[START OF PROVIDED MATERIAL]

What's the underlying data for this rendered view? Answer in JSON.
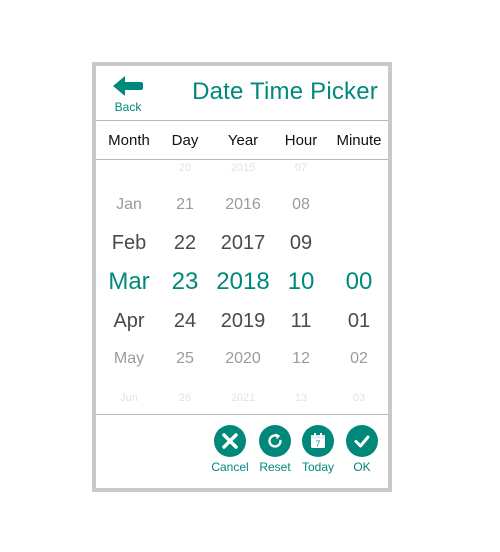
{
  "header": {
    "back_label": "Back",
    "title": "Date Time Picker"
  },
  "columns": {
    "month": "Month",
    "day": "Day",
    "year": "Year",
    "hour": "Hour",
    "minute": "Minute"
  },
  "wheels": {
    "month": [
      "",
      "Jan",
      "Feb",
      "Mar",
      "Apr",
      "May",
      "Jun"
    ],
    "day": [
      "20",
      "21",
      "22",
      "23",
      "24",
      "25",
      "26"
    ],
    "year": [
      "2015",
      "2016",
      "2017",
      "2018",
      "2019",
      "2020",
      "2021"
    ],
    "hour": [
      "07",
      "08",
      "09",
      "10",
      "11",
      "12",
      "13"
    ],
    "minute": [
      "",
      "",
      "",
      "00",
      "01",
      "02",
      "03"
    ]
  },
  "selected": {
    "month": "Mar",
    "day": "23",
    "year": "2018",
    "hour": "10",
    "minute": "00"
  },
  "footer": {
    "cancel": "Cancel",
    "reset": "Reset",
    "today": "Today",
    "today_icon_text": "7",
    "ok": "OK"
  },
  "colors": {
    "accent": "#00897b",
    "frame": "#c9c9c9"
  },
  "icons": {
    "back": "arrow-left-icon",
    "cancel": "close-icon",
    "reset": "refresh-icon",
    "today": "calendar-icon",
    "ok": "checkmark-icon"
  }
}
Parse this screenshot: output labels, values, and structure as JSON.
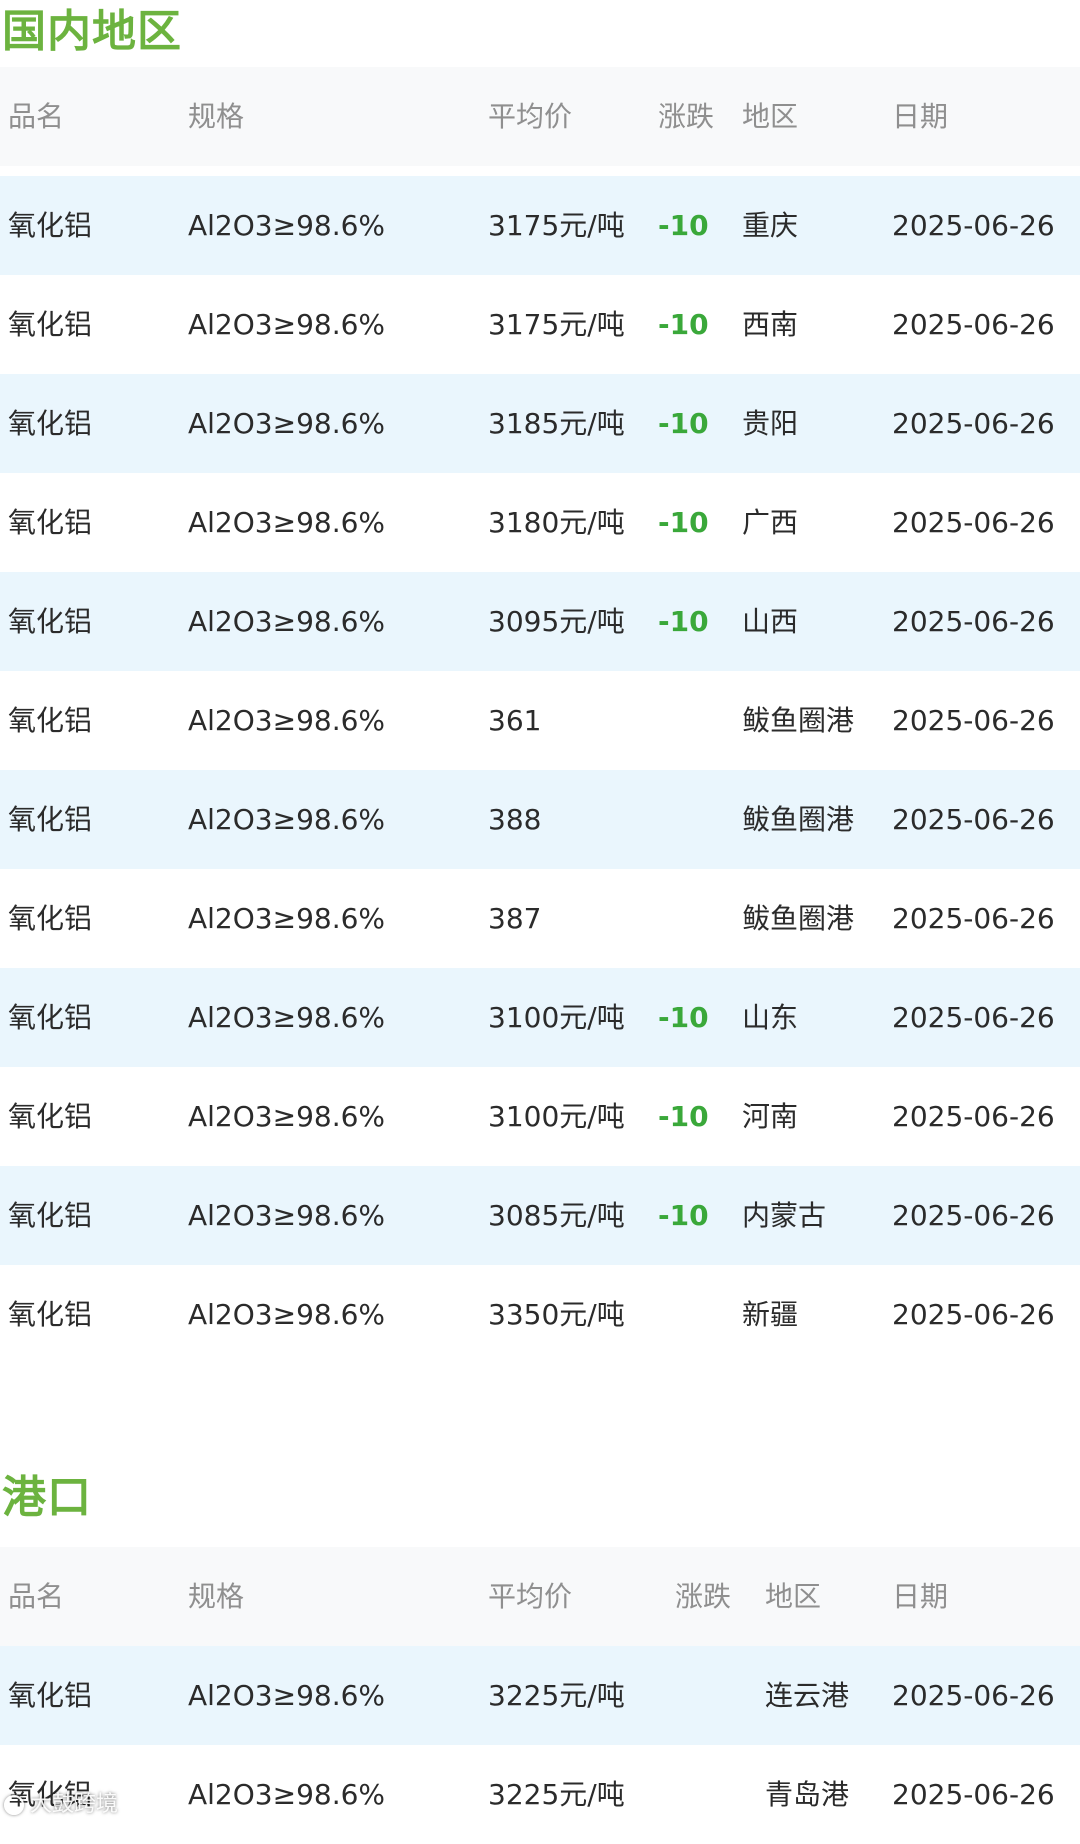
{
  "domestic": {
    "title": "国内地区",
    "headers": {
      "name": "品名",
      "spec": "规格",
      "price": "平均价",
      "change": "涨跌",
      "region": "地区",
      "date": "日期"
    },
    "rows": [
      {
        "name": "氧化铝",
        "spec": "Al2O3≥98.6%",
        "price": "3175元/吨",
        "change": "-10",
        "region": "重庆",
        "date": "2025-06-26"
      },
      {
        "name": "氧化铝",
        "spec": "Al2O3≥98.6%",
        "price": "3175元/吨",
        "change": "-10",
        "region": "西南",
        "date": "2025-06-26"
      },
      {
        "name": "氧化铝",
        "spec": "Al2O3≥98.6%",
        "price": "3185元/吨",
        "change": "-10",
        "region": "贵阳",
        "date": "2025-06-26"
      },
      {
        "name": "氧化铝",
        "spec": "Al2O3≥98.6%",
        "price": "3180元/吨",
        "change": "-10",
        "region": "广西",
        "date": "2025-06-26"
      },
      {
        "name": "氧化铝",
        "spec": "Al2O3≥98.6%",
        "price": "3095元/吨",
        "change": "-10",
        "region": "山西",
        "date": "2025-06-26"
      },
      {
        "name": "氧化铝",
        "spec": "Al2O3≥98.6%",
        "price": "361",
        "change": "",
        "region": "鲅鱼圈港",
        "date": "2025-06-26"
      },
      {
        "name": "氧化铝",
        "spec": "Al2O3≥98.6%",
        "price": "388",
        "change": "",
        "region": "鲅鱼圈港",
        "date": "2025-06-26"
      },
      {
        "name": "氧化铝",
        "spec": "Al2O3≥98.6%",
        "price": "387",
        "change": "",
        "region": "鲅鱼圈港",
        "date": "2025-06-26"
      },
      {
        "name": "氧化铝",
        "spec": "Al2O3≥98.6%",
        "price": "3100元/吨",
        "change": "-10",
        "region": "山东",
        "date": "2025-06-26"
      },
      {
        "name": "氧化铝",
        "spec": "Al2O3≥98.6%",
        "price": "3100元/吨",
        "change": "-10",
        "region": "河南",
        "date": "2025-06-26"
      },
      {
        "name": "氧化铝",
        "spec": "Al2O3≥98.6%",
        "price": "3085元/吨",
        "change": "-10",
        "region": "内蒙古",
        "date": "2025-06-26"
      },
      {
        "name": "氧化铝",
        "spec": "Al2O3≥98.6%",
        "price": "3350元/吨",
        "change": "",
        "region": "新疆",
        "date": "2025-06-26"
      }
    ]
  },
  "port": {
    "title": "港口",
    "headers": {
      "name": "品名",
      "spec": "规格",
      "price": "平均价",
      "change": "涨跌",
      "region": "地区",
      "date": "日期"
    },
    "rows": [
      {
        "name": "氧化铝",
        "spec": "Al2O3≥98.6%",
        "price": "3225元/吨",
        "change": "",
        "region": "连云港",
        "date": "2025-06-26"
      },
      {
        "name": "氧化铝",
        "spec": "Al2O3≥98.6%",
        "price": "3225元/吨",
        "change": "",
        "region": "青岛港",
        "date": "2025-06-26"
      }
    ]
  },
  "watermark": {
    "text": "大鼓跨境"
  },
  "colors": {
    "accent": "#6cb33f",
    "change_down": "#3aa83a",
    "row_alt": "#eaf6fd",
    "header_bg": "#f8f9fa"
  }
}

[END OF PROVIDED MATERIAL]

- TASK DIRECTIONS: Return all of the data exactly as written, and drop the pictures.

- RESULT OF THE EXERCISE:
What's the underlying data for this rendered view? Answer in JSON.
{
  "header": {
    "back_label": "Back",
    "title": "Date Time Picker"
  },
  "columns": {
    "month": "Month",
    "day": "Day",
    "year": "Year",
    "hour": "Hour",
    "minute": "Minute"
  },
  "wheels": {
    "month": [
      "",
      "Jan",
      "Feb",
      "Mar",
      "Apr",
      "May",
      "Jun"
    ],
    "day": [
      "20",
      "21",
      "22",
      "23",
      "24",
      "25",
      "26"
    ],
    "year": [
      "2015",
      "2016",
      "2017",
      "2018",
      "2019",
      "2020",
      "2021"
    ],
    "hour": [
      "07",
      "08",
      "09",
      "10",
      "11",
      "12",
      "13"
    ],
    "minute": [
      "",
      "",
      "",
      "00",
      "01",
      "02",
      "03"
    ]
  },
  "selected": {
    "month": "Mar",
    "day": "23",
    "year": "2018",
    "hour": "10",
    "minute": "00"
  },
  "footer": {
    "cancel": "Cancel",
    "reset": "Reset",
    "today": "Today",
    "today_icon_text": "7",
    "ok": "OK"
  },
  "colors": {
    "accent": "#00897b",
    "frame": "#c9c9c9"
  },
  "icons": {
    "back": "arrow-left-icon",
    "cancel": "close-icon",
    "reset": "refresh-icon",
    "today": "calendar-icon",
    "ok": "checkmark-icon"
  }
}
Parse this screenshot: output labels, values, and structure as JSON.
{
  "domestic": {
    "title": "国内地区",
    "headers": {
      "name": "品名",
      "spec": "规格",
      "price": "平均价",
      "change": "涨跌",
      "region": "地区",
      "date": "日期"
    },
    "rows": [
      {
        "name": "氧化铝",
        "spec": "Al2O3≥98.6%",
        "price": "3175元/吨",
        "change": "-10",
        "region": "重庆",
        "date": "2025-06-26"
      },
      {
        "name": "氧化铝",
        "spec": "Al2O3≥98.6%",
        "price": "3175元/吨",
        "change": "-10",
        "region": "西南",
        "date": "2025-06-26"
      },
      {
        "name": "氧化铝",
        "spec": "Al2O3≥98.6%",
        "price": "3185元/吨",
        "change": "-10",
        "region": "贵阳",
        "date": "2025-06-26"
      },
      {
        "name": "氧化铝",
        "spec": "Al2O3≥98.6%",
        "price": "3180元/吨",
        "change": "-10",
        "region": "广西",
        "date": "2025-06-26"
      },
      {
        "name": "氧化铝",
        "spec": "Al2O3≥98.6%",
        "price": "3095元/吨",
        "change": "-10",
        "region": "山西",
        "date": "2025-06-26"
      },
      {
        "name": "氧化铝",
        "spec": "Al2O3≥98.6%",
        "price": "361",
        "change": "",
        "region": "鲅鱼圈港",
        "date": "2025-06-26"
      },
      {
        "name": "氧化铝",
        "spec": "Al2O3≥98.6%",
        "price": "388",
        "change": "",
        "region": "鲅鱼圈港",
        "date": "2025-06-26"
      },
      {
        "name": "氧化铝",
        "spec": "Al2O3≥98.6%",
        "price": "387",
        "change": "",
        "region": "鲅鱼圈港",
        "date": "2025-06-26"
      },
      {
        "name": "氧化铝",
        "spec": "Al2O3≥98.6%",
        "price": "3100元/吨",
        "change": "-10",
        "region": "山东",
        "date": "2025-06-26"
      },
      {
        "name": "氧化铝",
        "spec": "Al2O3≥98.6%",
        "price": "3100元/吨",
        "change": "-10",
        "region": "河南",
        "date": "2025-06-26"
      },
      {
        "name": "氧化铝",
        "spec": "Al2O3≥98.6%",
        "price": "3085元/吨",
        "change": "-10",
        "region": "内蒙古",
        "date": "2025-06-26"
      },
      {
        "name": "氧化铝",
        "spec": "Al2O3≥98.6%",
        "price": "3350元/吨",
        "change": "",
        "region": "新疆",
        "date": "2025-06-26"
      }
    ]
  },
  "port": {
    "title": "港口",
    "headers": {
      "name": "品名",
      "spec": "规格",
      "price": "平均价",
      "change": "涨跌",
      "region": "地区",
      "date": "日期"
    },
    "rows": [
      {
        "name": "氧化铝",
        "spec": "Al2O3≥98.6%",
        "price": "3225元/吨",
        "change": "",
        "region": "连云港",
        "date": "2025-06-26"
      },
      {
        "name": "氧化铝",
        "spec": "Al2O3≥98.6%",
        "price": "3225元/吨",
        "change": "",
        "region": "青岛港",
        "date": "2025-06-26"
      }
    ]
  },
  "watermark": {
    "text": "大鼓跨境"
  },
  "colors": {
    "accent": "#6cb33f",
    "change_down": "#3aa83a",
    "row_alt": "#eaf6fd",
    "header_bg": "#f8f9fa"
  }
}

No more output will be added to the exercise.